**Extrait**
◇ ◇ ◇
Je me rappellerai toujours du 22 février 1996. Nous étions dans la salle télé quand Jacques Chirac, Président et donc Chef des Armées, a annoncé la fin du service militaire obligatoire. Révolte chez les appelés, dégoutés de ne pas être passés au travers. Révolte chez les engagés pensant qu'ils allaient écoper du sale boulot s'il n'y avait plus d'appelés pour le faire. Moi, je m'en fous. Je ne me sens pas concerné. Mais toute cette agitation m'amuse. Je suis plus ennuyé par ce satané climat de l'Est. Cette neige qui n'en finit pas de tomber. On se pèle le jonc cet hiver-là. Et puis c'est le néant ici, rien à faire, rien à voir. Et les gens parlent une langue bizarre ponctuée de "hopla" et de "jo"...
En avril, j'ai à nouveau droit à une séance de tir au pistolet automatique. Un peu de distraction ! Je charge, je tire sur la cible. Résultat honorable, mais je suis déçu, j'avais fait mieux pendant les classes. Je prends la pose de Nikita dans le film de Besson et vide un second chargeur. Beaucoup mieux. Un officier de tir, le Lieutenant N_ , est surpris et me demande si j'ai déjà tiré. Toujours dans mon trip Nikita, je lui sors la fameuse réplique "Oui, mais pas des cibles" avec un sous-entendu légèrement différent de celui du film... Un sourire me fait comprendre qu'il a compris l'allusion. Je quitte le stand de tir avec une invitation à "venir tirer un coup" quand je veux. Je n'ai pas donné suite, ne sachant si je me faisais un film ou pas. Pas trop envie d'être la tête d'affiche d'un scandale...
◇ ◇ ◇
**Travail demandé**
A) D'après l'extrait, qu'a annoncé Jacques Chirac le 22 février 1996 ?
B) Restituez à l'identique le passage de l'extrait situé entre "En avril, j'ai" et "d'affiche d'un scandale...", bornes incluses.
◇ ◇ ◇
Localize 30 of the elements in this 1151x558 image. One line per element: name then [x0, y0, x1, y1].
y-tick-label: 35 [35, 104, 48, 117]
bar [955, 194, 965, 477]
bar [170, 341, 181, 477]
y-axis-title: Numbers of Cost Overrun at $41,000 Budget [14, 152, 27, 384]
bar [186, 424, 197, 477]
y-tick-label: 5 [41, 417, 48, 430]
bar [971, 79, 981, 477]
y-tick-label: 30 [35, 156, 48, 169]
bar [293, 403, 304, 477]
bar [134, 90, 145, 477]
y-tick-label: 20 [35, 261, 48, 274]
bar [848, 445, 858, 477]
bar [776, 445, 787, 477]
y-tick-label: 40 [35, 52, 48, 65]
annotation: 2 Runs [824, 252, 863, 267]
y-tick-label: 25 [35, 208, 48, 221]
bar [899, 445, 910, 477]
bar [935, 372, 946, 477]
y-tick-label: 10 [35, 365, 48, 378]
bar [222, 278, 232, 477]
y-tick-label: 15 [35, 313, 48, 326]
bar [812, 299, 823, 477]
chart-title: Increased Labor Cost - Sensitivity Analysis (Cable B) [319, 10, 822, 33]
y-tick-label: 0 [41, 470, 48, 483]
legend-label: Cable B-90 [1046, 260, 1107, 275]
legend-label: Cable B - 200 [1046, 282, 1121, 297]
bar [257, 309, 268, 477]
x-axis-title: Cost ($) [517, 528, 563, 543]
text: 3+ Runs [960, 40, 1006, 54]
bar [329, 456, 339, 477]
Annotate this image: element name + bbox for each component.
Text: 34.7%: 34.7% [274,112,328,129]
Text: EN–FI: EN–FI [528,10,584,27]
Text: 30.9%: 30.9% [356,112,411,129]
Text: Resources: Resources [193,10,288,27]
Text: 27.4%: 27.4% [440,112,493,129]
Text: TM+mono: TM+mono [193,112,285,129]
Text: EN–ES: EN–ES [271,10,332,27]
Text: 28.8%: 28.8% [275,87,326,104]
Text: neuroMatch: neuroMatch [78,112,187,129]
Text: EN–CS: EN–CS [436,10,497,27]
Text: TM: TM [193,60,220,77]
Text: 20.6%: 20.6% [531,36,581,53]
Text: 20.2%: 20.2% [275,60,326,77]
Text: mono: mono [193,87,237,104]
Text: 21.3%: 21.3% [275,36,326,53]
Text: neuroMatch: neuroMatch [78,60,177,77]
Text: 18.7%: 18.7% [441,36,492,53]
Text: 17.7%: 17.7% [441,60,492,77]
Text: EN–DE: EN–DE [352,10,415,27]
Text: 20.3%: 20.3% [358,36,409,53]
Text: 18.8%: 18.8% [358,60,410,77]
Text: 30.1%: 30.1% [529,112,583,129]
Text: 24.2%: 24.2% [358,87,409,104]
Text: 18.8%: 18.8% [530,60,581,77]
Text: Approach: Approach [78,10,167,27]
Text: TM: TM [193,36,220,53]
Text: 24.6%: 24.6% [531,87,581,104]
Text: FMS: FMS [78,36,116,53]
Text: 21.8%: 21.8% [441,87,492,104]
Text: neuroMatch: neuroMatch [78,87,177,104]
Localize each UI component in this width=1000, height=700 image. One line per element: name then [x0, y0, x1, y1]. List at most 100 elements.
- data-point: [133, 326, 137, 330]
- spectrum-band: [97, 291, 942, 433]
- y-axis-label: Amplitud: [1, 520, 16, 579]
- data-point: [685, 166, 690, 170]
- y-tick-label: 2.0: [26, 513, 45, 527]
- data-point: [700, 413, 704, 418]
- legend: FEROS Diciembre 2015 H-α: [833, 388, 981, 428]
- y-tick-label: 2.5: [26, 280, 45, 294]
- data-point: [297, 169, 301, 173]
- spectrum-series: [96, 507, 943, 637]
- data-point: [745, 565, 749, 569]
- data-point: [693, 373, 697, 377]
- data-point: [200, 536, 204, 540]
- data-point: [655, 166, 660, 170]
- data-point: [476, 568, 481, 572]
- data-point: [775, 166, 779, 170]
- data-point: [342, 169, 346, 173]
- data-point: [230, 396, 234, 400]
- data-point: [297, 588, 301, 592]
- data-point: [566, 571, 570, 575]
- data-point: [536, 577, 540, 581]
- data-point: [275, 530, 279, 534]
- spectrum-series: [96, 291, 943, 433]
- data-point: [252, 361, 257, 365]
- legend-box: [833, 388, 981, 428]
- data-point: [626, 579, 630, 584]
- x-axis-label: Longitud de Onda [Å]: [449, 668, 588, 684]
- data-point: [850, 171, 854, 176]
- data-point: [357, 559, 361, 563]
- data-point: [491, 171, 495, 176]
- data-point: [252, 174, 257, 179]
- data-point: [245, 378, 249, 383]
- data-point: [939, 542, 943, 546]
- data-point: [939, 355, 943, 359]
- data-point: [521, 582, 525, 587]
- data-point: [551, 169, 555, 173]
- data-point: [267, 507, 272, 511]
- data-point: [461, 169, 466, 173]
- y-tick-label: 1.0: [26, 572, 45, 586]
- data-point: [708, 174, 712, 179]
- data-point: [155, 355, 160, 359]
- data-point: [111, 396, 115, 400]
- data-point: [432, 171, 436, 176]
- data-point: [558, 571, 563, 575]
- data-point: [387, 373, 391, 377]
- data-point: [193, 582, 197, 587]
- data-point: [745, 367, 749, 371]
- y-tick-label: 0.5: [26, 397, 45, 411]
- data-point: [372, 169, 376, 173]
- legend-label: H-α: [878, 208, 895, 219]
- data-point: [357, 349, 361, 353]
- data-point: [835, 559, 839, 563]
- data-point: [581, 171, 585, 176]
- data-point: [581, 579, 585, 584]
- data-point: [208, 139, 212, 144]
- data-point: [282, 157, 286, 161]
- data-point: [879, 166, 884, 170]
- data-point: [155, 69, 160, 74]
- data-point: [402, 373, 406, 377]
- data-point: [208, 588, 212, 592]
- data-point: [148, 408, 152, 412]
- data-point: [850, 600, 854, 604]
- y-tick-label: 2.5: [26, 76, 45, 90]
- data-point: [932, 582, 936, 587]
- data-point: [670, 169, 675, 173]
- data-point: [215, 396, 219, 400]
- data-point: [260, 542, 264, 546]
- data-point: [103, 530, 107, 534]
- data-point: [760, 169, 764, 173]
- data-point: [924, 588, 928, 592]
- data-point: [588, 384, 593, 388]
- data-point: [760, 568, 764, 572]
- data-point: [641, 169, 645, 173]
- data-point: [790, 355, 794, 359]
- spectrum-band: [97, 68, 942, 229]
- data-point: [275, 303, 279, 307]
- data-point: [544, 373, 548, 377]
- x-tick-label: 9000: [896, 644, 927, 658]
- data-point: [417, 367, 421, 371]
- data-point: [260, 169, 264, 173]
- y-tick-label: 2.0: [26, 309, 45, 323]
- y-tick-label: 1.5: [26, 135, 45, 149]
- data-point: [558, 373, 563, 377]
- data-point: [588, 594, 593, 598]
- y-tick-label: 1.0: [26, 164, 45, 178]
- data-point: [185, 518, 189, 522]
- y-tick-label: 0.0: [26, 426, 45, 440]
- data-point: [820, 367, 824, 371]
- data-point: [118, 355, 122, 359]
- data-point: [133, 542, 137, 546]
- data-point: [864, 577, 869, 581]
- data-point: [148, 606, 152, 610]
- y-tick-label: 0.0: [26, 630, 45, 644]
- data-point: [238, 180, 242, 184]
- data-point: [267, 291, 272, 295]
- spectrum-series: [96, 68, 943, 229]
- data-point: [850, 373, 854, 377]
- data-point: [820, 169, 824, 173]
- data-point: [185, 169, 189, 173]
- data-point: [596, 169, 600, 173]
◇ ◇ ◇
**Corrigé**
A) La fin du service militaire obligatoire.

B)
En avril, j'ai à nouveau droit à une séance de tir au pistolet automatique. Un peu de distraction ! Je charge, je tire sur la cible. Résultat honorable, mais je suis déçu, j'avais fait mieux pendant les classes. Je prends la pose de Nikita dans le film de Besson et vide un second chargeur. Beaucoup mieux. Un officier de tir, le Lieutenant N_ , est surpris et me demande si j'ai déjà tiré. Toujours dans mon trip Nikita, je lui sors la fameuse réplique "Oui, mais pas des cibles" avec un sous-entendu légèrement différent de celui du film... Un sourire me fait comprendre qu'il a compris l'allusion. Je quitte le stand de tir avec une invitation à "venir tirer un coup" quand je veux. Je n'ai pas donné suite, ne sachant si je me faisais un film ou pas. Pas trop envie d'être la tête d'affiche d'un scandale...